— START DATA FOR PROCESSING —

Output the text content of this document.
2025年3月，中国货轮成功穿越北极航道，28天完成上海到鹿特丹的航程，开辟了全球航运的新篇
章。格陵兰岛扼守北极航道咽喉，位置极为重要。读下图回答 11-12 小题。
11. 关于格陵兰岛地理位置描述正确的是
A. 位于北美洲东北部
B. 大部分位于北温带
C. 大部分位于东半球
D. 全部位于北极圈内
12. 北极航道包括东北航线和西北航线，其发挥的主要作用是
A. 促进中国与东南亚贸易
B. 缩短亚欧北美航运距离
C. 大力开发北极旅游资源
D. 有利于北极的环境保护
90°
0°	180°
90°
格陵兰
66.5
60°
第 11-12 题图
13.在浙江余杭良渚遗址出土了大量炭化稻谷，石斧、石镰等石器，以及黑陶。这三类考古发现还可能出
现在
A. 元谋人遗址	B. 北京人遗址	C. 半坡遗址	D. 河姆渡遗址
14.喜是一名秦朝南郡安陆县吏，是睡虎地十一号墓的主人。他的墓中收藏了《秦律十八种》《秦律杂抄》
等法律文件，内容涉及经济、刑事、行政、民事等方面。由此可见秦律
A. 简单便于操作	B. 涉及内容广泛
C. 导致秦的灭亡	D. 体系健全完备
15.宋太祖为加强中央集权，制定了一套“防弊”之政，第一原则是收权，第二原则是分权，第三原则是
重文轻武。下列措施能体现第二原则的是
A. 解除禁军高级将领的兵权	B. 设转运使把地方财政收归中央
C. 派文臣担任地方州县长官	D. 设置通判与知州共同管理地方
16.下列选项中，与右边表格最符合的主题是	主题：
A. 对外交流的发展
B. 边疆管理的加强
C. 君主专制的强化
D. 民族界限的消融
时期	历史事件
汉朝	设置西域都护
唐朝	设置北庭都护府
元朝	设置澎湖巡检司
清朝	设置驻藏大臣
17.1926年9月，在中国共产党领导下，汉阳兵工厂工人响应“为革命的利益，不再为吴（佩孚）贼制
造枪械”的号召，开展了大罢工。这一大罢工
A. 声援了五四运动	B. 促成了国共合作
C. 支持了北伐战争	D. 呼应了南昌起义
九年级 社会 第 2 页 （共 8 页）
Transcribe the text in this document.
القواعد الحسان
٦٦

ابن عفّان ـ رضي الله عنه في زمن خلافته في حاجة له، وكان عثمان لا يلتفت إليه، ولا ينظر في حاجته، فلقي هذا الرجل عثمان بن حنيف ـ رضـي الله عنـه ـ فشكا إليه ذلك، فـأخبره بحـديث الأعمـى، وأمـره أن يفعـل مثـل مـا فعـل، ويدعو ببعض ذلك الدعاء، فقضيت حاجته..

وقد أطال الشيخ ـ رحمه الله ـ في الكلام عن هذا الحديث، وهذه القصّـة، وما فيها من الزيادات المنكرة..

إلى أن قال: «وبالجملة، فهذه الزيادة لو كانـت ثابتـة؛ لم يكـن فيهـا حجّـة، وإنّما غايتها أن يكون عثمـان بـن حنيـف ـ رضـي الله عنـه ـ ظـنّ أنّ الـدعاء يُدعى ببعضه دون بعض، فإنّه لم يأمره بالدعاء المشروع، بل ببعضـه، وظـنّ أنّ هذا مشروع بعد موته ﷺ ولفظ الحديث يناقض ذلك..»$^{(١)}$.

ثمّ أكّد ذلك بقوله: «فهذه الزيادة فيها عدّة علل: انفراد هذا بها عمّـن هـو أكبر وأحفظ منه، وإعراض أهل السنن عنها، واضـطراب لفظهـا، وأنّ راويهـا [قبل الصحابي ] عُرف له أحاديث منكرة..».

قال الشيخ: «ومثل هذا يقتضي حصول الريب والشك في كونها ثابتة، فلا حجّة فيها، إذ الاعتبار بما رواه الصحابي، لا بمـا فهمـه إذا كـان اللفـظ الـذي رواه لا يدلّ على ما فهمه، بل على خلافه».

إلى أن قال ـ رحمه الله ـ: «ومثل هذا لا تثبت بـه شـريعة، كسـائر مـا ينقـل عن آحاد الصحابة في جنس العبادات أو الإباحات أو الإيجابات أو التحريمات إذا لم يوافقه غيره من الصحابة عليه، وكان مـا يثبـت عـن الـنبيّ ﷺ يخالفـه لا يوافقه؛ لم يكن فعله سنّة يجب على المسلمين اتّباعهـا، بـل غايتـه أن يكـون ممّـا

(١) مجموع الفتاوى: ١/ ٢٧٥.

— END DATA FOR PROCESSING —

A line counts if it holds the word "this". How many lines of the entries count? Give the number only.

2